--- start Entries shown ---

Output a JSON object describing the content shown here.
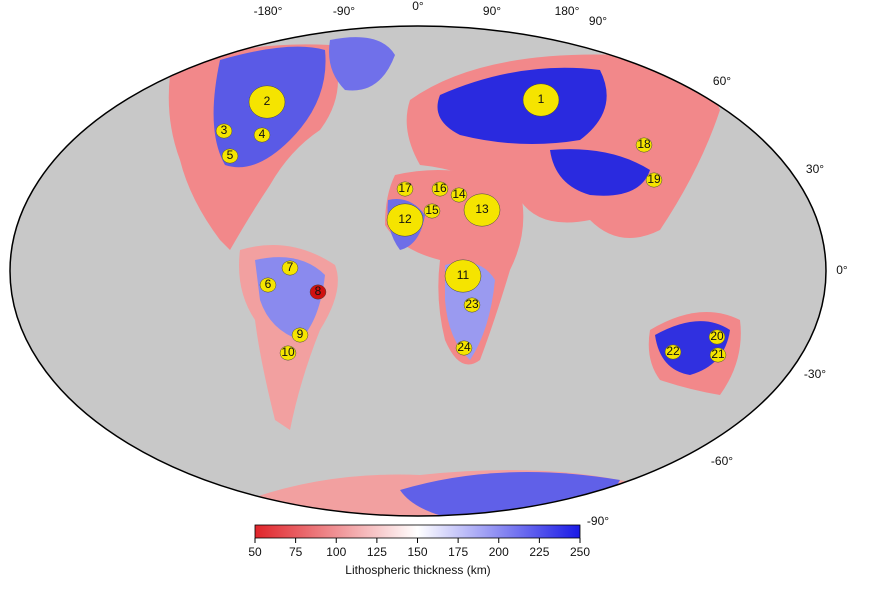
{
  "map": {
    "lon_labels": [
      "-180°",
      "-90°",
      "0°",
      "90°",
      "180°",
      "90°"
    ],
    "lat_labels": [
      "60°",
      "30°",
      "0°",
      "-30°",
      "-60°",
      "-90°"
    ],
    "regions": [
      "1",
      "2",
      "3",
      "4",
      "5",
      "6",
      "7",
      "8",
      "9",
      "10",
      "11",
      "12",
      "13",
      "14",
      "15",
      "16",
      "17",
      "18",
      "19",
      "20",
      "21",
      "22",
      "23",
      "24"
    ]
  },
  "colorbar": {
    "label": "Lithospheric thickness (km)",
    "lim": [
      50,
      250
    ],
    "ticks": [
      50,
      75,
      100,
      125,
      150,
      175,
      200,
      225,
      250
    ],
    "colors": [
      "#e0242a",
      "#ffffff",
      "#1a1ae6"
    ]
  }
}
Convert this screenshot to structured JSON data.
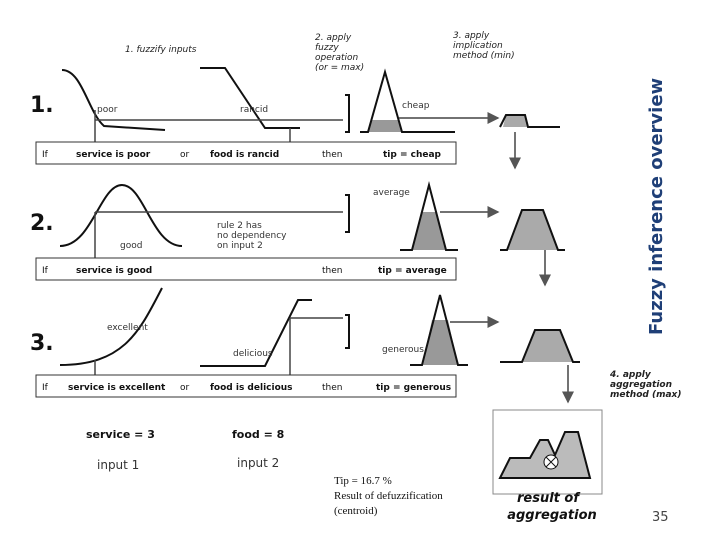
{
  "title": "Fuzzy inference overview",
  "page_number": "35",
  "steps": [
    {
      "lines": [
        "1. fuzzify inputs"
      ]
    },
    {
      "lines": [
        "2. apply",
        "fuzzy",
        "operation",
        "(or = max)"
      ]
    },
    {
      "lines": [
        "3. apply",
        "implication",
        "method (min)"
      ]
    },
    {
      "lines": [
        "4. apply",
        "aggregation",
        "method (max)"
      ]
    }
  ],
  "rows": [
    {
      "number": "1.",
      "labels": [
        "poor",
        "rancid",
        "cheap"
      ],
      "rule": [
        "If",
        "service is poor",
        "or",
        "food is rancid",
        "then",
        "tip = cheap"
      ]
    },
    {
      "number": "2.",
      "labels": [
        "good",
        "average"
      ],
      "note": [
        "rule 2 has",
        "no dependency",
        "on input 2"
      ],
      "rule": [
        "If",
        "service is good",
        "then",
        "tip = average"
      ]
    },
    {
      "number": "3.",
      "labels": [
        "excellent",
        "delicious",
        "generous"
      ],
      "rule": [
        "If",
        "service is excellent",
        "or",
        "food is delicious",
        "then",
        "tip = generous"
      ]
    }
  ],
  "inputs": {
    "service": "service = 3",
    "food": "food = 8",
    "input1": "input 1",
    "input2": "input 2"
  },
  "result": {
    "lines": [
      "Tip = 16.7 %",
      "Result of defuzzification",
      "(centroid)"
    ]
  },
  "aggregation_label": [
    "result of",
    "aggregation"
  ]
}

--- end Entries shown ---

**Instructions to follow**
Repeat the material above word for word and skip every image in it.

**Correct result**
Output a JSON object describing the content shown here.
{
  "map": {
    "lon_labels": [
      "-180°",
      "-90°",
      "0°",
      "90°",
      "180°",
      "90°"
    ],
    "lat_labels": [
      "60°",
      "30°",
      "0°",
      "-30°",
      "-60°",
      "-90°"
    ],
    "regions": [
      "1",
      "2",
      "3",
      "4",
      "5",
      "6",
      "7",
      "8",
      "9",
      "10",
      "11",
      "12",
      "13",
      "14",
      "15",
      "16",
      "17",
      "18",
      "19",
      "20",
      "21",
      "22",
      "23",
      "24"
    ]
  },
  "colorbar": {
    "label": "Lithospheric thickness (km)",
    "lim": [
      50,
      250
    ],
    "ticks": [
      50,
      75,
      100,
      125,
      150,
      175,
      200,
      225,
      250
    ],
    "colors": [
      "#e0242a",
      "#ffffff",
      "#1a1ae6"
    ]
  }
}
Convert this screenshot to structured JSON data.
{
  "title": "Fuzzy inference overview",
  "page_number": "35",
  "steps": [
    {
      "lines": [
        "1. fuzzify inputs"
      ]
    },
    {
      "lines": [
        "2. apply",
        "fuzzy",
        "operation",
        "(or = max)"
      ]
    },
    {
      "lines": [
        "3. apply",
        "implication",
        "method (min)"
      ]
    },
    {
      "lines": [
        "4. apply",
        "aggregation",
        "method (max)"
      ]
    }
  ],
  "rows": [
    {
      "number": "1.",
      "labels": [
        "poor",
        "rancid",
        "cheap"
      ],
      "rule": [
        "If",
        "service is poor",
        "or",
        "food is rancid",
        "then",
        "tip = cheap"
      ]
    },
    {
      "number": "2.",
      "labels": [
        "good",
        "average"
      ],
      "note": [
        "rule 2 has",
        "no dependency",
        "on input 2"
      ],
      "rule": [
        "If",
        "service is good",
        "then",
        "tip = average"
      ]
    },
    {
      "number": "3.",
      "labels": [
        "excellent",
        "delicious",
        "generous"
      ],
      "rule": [
        "If",
        "service is excellent",
        "or",
        "food is delicious",
        "then",
        "tip = generous"
      ]
    }
  ],
  "inputs": {
    "service": "service = 3",
    "food": "food = 8",
    "input1": "input 1",
    "input2": "input 2"
  },
  "result": {
    "lines": [
      "Tip = 16.7 %",
      "Result of defuzzification",
      "(centroid)"
    ]
  },
  "aggregation_label": [
    "result of",
    "aggregation"
  ]
}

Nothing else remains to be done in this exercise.